> WHAT TO WORK ON
How many lines in this data contain the string "Governance"? Reply with the number only.
--- Begin INPUT FOR THIS TASK ---
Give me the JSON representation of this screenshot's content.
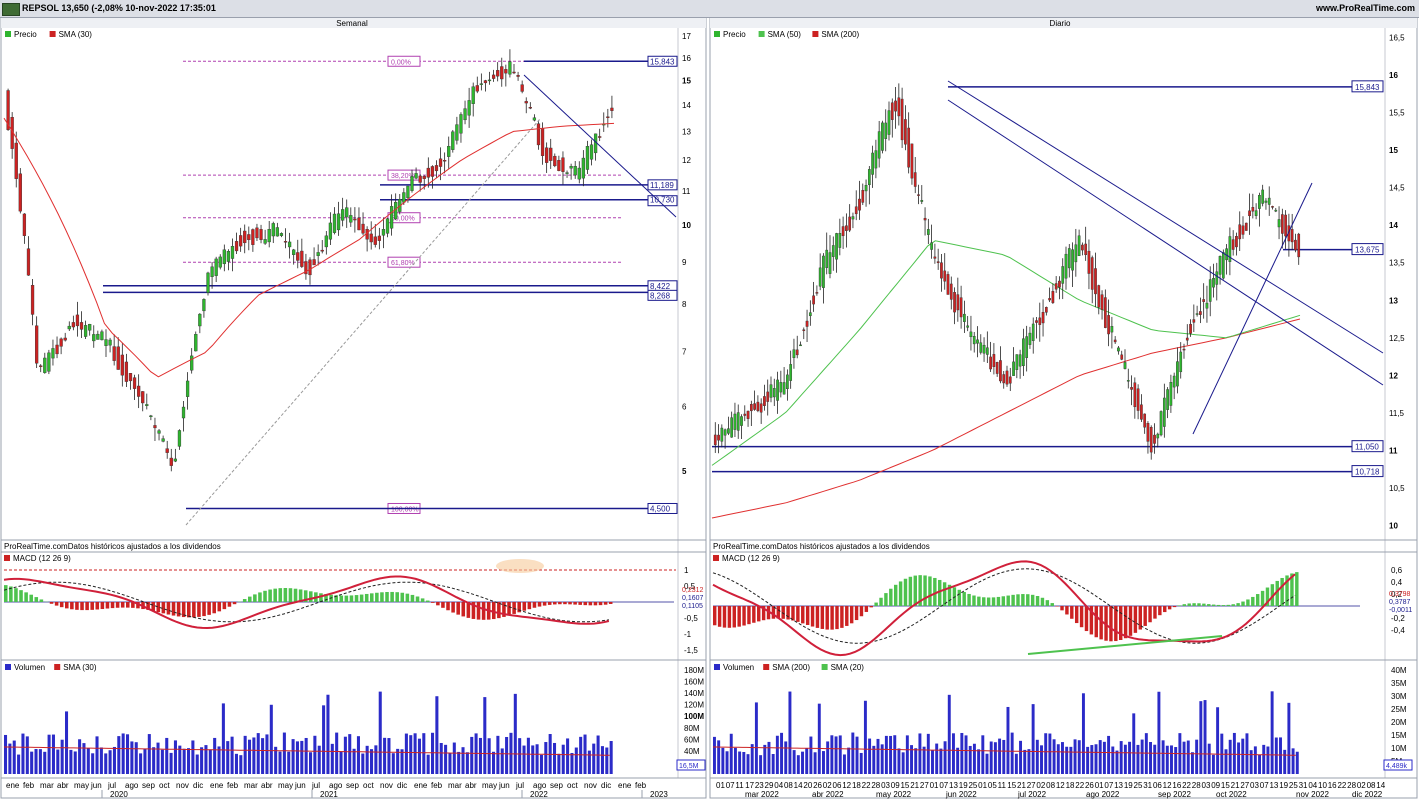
{
  "header": {
    "title": "REPSOL 13,650 (-2,08% 10-nov-2022 17:35:01",
    "site": "www.ProRealTime.com"
  },
  "colors": {
    "up": "#2fb52f",
    "down": "#cc2222",
    "sma_red": "#e03030",
    "sma_green": "#4ec24e",
    "line_blue": "#1a1a8c",
    "fib": "#b040b0",
    "macd_line": "#d0203a",
    "volume": "#2b2bc8"
  },
  "weekly": {
    "panel_title": "Semanal",
    "legend": [
      "Precio",
      "SMA (30)"
    ],
    "y_ticks": [
      "17",
      "16",
      "15",
      "14",
      "13",
      "12",
      "11",
      "10",
      "9",
      "8",
      "7",
      "6",
      "5"
    ],
    "hline_labels": [
      "15,843",
      "11,189",
      "10,730",
      "8,422",
      "8,268",
      "4,500"
    ],
    "fib_labels": [
      "0,00%",
      "38,20%",
      "50,00%",
      "61,80%",
      "100,00%"
    ],
    "footer_note": "ProRealTime.comDatos históricos ajustados a los dividendos",
    "macd_label": "MACD (12 26 9)",
    "macd_ticks": [
      "1",
      "0,5",
      "-0,5",
      "-1",
      "-1,5"
    ],
    "macd_values": [
      "0,2312",
      "0,1607",
      "0,1105"
    ],
    "volume_legend": [
      "Volumen",
      "SMA (30)"
    ],
    "volume_ticks": [
      "180M",
      "160M",
      "140M",
      "120M",
      "100M",
      "80M",
      "60M",
      "40M",
      "20M"
    ],
    "volume_last": "16,5M",
    "x_months": [
      "ene",
      "feb",
      "mar",
      "abr",
      "may",
      "jun",
      "jul",
      "ago",
      "sep",
      "oct",
      "nov",
      "dic",
      "ene",
      "feb",
      "mar",
      "abr",
      "may",
      "jun",
      "jul",
      "ago",
      "sep",
      "oct",
      "nov",
      "dic",
      "ene",
      "feb",
      "mar",
      "abr",
      "may",
      "jun",
      "jul",
      "ago",
      "sep",
      "oct",
      "nov",
      "dic",
      "ene",
      "feb"
    ],
    "x_years": [
      "2020",
      "2021",
      "2022",
      "2023"
    ]
  },
  "daily": {
    "panel_title": "Diario",
    "legend": [
      "Precio",
      "SMA (50)",
      "SMA (200)"
    ],
    "y_ticks": [
      "16,5",
      "16",
      "15,5",
      "15",
      "14,5",
      "14",
      "13,5",
      "13",
      "12,5",
      "12",
      "11,5",
      "11",
      "10,5",
      "10"
    ],
    "hline_labels": [
      "15,843",
      "13,675",
      "11,050",
      "10,718"
    ],
    "footer_note": "ProRealTime.comDatos históricos ajustados a los dividendos",
    "macd_label": "MACD (12 26 9)",
    "macd_ticks": [
      "0,6",
      "0,4",
      "0,2",
      "-0,2",
      "-0,4"
    ],
    "macd_values": [
      "0,3798",
      "0,3787",
      "-0,0011"
    ],
    "volume_legend": [
      "Volumen",
      "SMA (200)",
      "SMA (20)"
    ],
    "volume_ticks": [
      "40M",
      "35M",
      "30M",
      "25M",
      "20M",
      "15M",
      "10M",
      "5M"
    ],
    "volume_last": "4,489k",
    "x_days": [
      "01",
      "07",
      "11",
      "17",
      "23",
      "29",
      "04",
      "08",
      "14",
      "20",
      "26",
      "02",
      "06",
      "12",
      "18",
      "22",
      "28",
      "03",
      "09",
      "15",
      "21",
      "27",
      "01",
      "07",
      "13",
      "19",
      "25",
      "01",
      "05",
      "11",
      "15",
      "21",
      "27",
      "02",
      "08",
      "12",
      "18",
      "22",
      "26",
      "01",
      "07",
      "13",
      "19",
      "25",
      "31",
      "06",
      "12",
      "16",
      "22",
      "28",
      "03",
      "09",
      "15",
      "21",
      "27",
      "03",
      "07",
      "13",
      "19",
      "25",
      "31",
      "04",
      "10",
      "16",
      "22",
      "28",
      "02",
      "08",
      "14"
    ],
    "x_months": [
      "mar 2022",
      "abr 2022",
      "may 2022",
      "jun 2022",
      "jul 2022",
      "ago 2022",
      "sep 2022",
      "oct 2022",
      "nov 2022",
      "dic 2022"
    ]
  },
  "chart_data": [
    {
      "type": "line",
      "title": "Semanal",
      "series": [
        {
          "name": "Precio",
          "x": [
            "2020-01",
            "2020-03",
            "2020-05",
            "2020-07",
            "2020-09",
            "2020-11",
            "2021-01",
            "2021-03",
            "2021-05",
            "2021-07",
            "2021-09",
            "2021-11",
            "2022-01",
            "2022-03",
            "2022-05",
            "2022-06",
            "2022-08",
            "2022-10",
            "2022-11"
          ],
          "values": [
            14.3,
            6.5,
            7.6,
            7.2,
            6.2,
            5.0,
            8.6,
            9.6,
            9.8,
            8.8,
            10.4,
            9.5,
            11.2,
            12.0,
            14.8,
            15.6,
            12.2,
            11.5,
            14.0
          ]
        },
        {
          "name": "SMA (30)",
          "x": [
            "2020-01",
            "2020-04",
            "2020-07",
            "2020-10",
            "2021-01",
            "2021-04",
            "2021-07",
            "2021-10",
            "2022-01",
            "2022-04",
            "2022-07",
            "2022-10",
            "2022-11"
          ],
          "values": [
            13.5,
            10.5,
            7.5,
            6.5,
            7.0,
            8.2,
            8.8,
            9.6,
            10.8,
            12.0,
            13.0,
            13.2,
            13.3
          ]
        }
      ],
      "ylim": [
        4.2,
        17.3
      ],
      "yscale": "log",
      "hlines": [
        15.843,
        11.189,
        10.73,
        8.422,
        8.268,
        4.5
      ]
    },
    {
      "type": "line",
      "title": "Diario",
      "series": [
        {
          "name": "Precio",
          "x": [
            "2022-03-01",
            "2022-03-10",
            "2022-04-01",
            "2022-04-20",
            "2022-05-10",
            "2022-06-08",
            "2022-06-20",
            "2022-07-05",
            "2022-07-20",
            "2022-08-10",
            "2022-08-30",
            "2022-09-15",
            "2022-09-27",
            "2022-10-10",
            "2022-10-25",
            "2022-11-04",
            "2022-11-10"
          ],
          "values": [
            11.1,
            11.5,
            11.9,
            13.4,
            14.3,
            15.7,
            13.6,
            12.6,
            11.9,
            12.8,
            13.8,
            12.4,
            11.05,
            12.6,
            13.6,
            14.4,
            13.65
          ]
        },
        {
          "name": "SMA (50)",
          "x": [
            "2022-03-01",
            "2022-04-15",
            "2022-05-15",
            "2022-06-15",
            "2022-07-15",
            "2022-08-15",
            "2022-09-15",
            "2022-10-15",
            "2022-11-10"
          ],
          "values": [
            10.8,
            11.5,
            12.6,
            13.8,
            13.6,
            13.0,
            12.6,
            12.5,
            12.8
          ]
        },
        {
          "name": "SMA (200)",
          "x": [
            "2022-03-01",
            "2022-04-15",
            "2022-05-15",
            "2022-06-15",
            "2022-07-15",
            "2022-08-15",
            "2022-09-15",
            "2022-10-15",
            "2022-11-10"
          ],
          "values": [
            10.1,
            10.3,
            10.6,
            11.0,
            11.5,
            12.0,
            12.3,
            12.5,
            12.75
          ]
        }
      ],
      "ylim": [
        9.9,
        16.6
      ],
      "hlines": [
        15.843,
        13.675,
        11.05,
        10.718
      ]
    }
  ]
}
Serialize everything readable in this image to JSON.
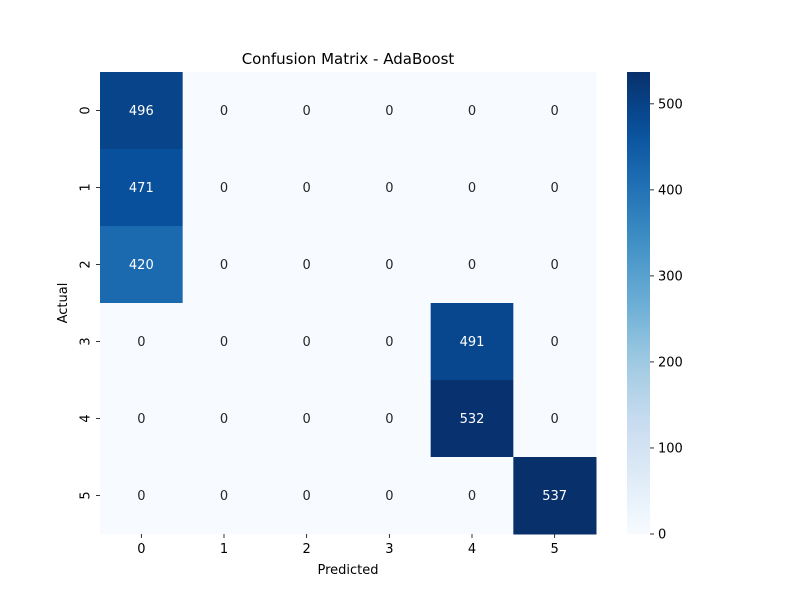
{
  "chart_data": {
    "type": "heatmap",
    "title": "Confusion Matrix - AdaBoost",
    "xlabel": "Predicted",
    "ylabel": "Actual",
    "x_categories": [
      "0",
      "1",
      "2",
      "3",
      "4",
      "5"
    ],
    "y_categories": [
      "0",
      "1",
      "2",
      "3",
      "4",
      "5"
    ],
    "values": [
      [
        496,
        0,
        0,
        0,
        0,
        0
      ],
      [
        471,
        0,
        0,
        0,
        0,
        0
      ],
      [
        420,
        0,
        0,
        0,
        0,
        0
      ],
      [
        0,
        0,
        0,
        0,
        491,
        0
      ],
      [
        0,
        0,
        0,
        0,
        532,
        0
      ],
      [
        0,
        0,
        0,
        0,
        0,
        537
      ]
    ],
    "colormap": "Blues",
    "value_range": [
      0,
      537
    ],
    "colorbar_ticks": [
      0,
      100,
      200,
      300,
      400,
      500
    ],
    "colorbar_tick_labels": [
      "0",
      "100",
      "200",
      "300",
      "400",
      "500"
    ],
    "grid": false,
    "colorbar_position": "right"
  }
}
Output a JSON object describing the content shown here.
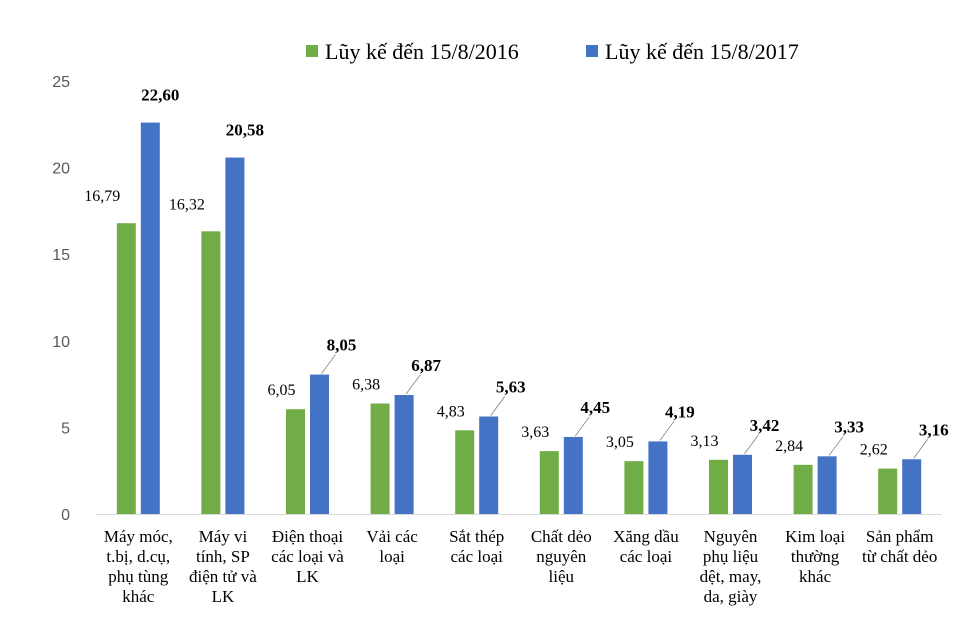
{
  "chart_data": {
    "type": "bar",
    "title": "",
    "xlabel": "",
    "ylabel": "",
    "ylim": [
      0,
      25
    ],
    "yticks": [
      0,
      5,
      10,
      15,
      20,
      25
    ],
    "grid": false,
    "legend_position": "top-center",
    "categories": [
      [
        "Máy móc,",
        "t.bị, d.cụ,",
        "phụ tùng",
        "khác"
      ],
      [
        "Máy vi",
        "tính, SP",
        "điện tử và",
        "LK"
      ],
      [
        "Điện thoại",
        "các loại và",
        "LK"
      ],
      [
        "Vải các",
        "loại"
      ],
      [
        "Sắt thép",
        "các loại"
      ],
      [
        "Chất dẻo",
        "nguyên",
        "liệu"
      ],
      [
        "Xăng dầu",
        "các loại"
      ],
      [
        "Nguyên",
        "phụ liệu",
        "dệt, may,",
        "da, giày"
      ],
      [
        "Kim loại",
        "thường",
        "khác"
      ],
      [
        "Sản phẩm",
        "từ chất dẻo"
      ]
    ],
    "series": [
      {
        "name": "Lũy kế đến 15/8/2016",
        "color": "#70ad47",
        "values": [
          16.79,
          16.32,
          6.05,
          6.38,
          4.83,
          3.63,
          3.05,
          3.13,
          2.84,
          2.62
        ],
        "labels": [
          "16,79",
          "16,32",
          "6,05",
          "6,38",
          "4,83",
          "3,63",
          "3,05",
          "3,13",
          "2,84",
          "2,62"
        ]
      },
      {
        "name": "Lũy kế đến 15/8/2017",
        "color": "#4472c4",
        "values": [
          22.6,
          20.58,
          8.05,
          6.87,
          5.63,
          4.45,
          4.19,
          3.42,
          3.33,
          3.16
        ],
        "labels": [
          "22,60",
          "20,58",
          "8,05",
          "6,87",
          "5,63",
          "4,45",
          "4,19",
          "3,42",
          "3,33",
          "3,16"
        ]
      }
    ]
  }
}
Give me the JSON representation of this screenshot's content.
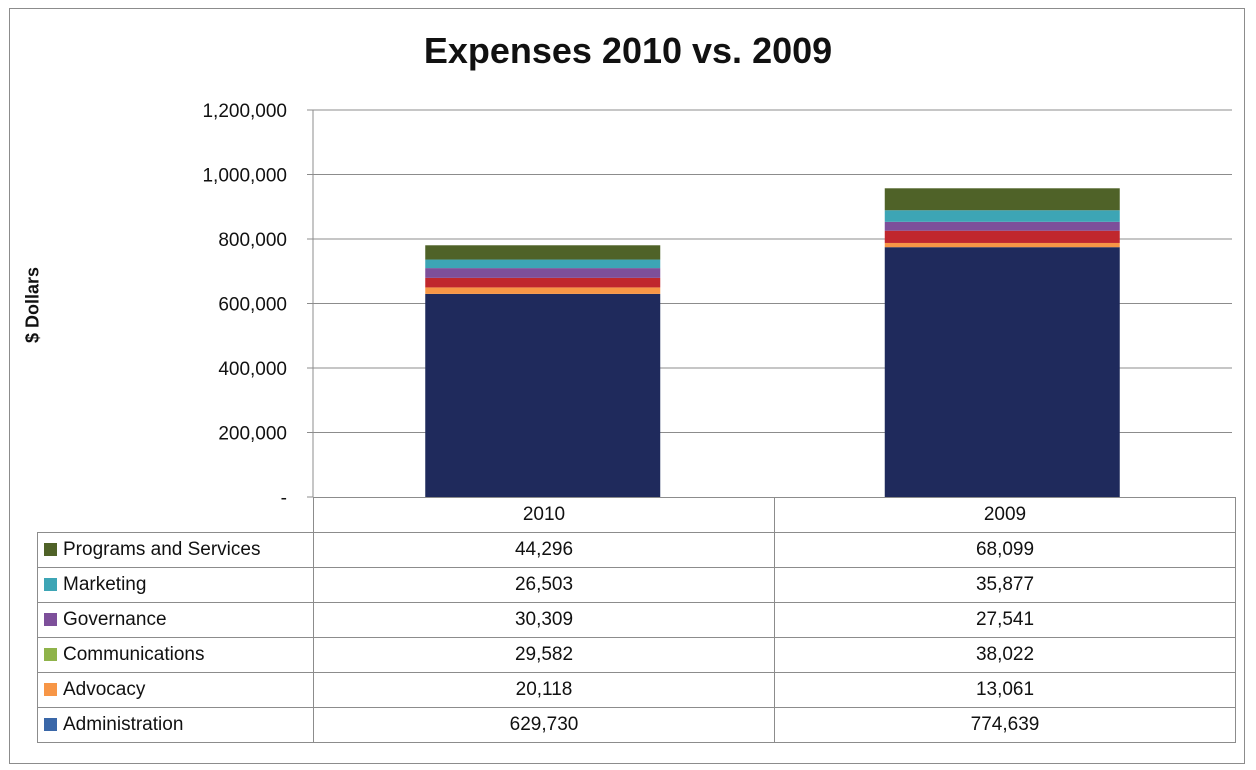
{
  "chart_data": {
    "type": "bar",
    "stacked": true,
    "title": "Expenses 2010 vs. 2009",
    "ylabel": "$ Dollars",
    "xlabel": "",
    "ylim": [
      0,
      1200000
    ],
    "yticks": [
      "-",
      "200,000",
      "400,000",
      "600,000",
      "800,000",
      "1,000,000",
      "1,200,000"
    ],
    "ytick_values": [
      0,
      200000,
      400000,
      600000,
      800000,
      1000000,
      1200000
    ],
    "grid": true,
    "legend_placement": "data-table-below",
    "categories": [
      "2010",
      "2009"
    ],
    "series": [
      {
        "name": "Administration",
        "color": "#1f2a5c",
        "values": [
          629730,
          774639
        ],
        "labels": [
          "629,730",
          "774,639"
        ]
      },
      {
        "name": "Advocacy",
        "color": "#f79646",
        "values": [
          20118,
          13061
        ],
        "labels": [
          "20,118",
          "13,061"
        ]
      },
      {
        "name": "Communications",
        "color": "#c0272d",
        "values": [
          29582,
          38022
        ],
        "labels": [
          "29,582",
          "38,022"
        ]
      },
      {
        "name": "Governance",
        "color": "#7d4f9a",
        "values": [
          30309,
          27541
        ],
        "labels": [
          "30,309",
          "27,541"
        ]
      },
      {
        "name": "Marketing",
        "color": "#3da5b5",
        "values": [
          26503,
          35877
        ],
        "labels": [
          "26,503",
          "35,877"
        ]
      },
      {
        "name": "Programs and Services",
        "color": "#4f6228",
        "values": [
          44296,
          68099
        ],
        "labels": [
          "44,296",
          "68,099"
        ]
      }
    ],
    "legend_swatch_colors": {
      "Programs and Services": "#4f6228",
      "Marketing": "#3da5b5",
      "Governance": "#7d4f9a",
      "Communications": "#8fb34a",
      "Advocacy": "#f79646",
      "Administration": "#3a67a8"
    }
  }
}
--- End INPUT FOR THIS TASK ---
> ANSWER TO THIS PROBLEM
2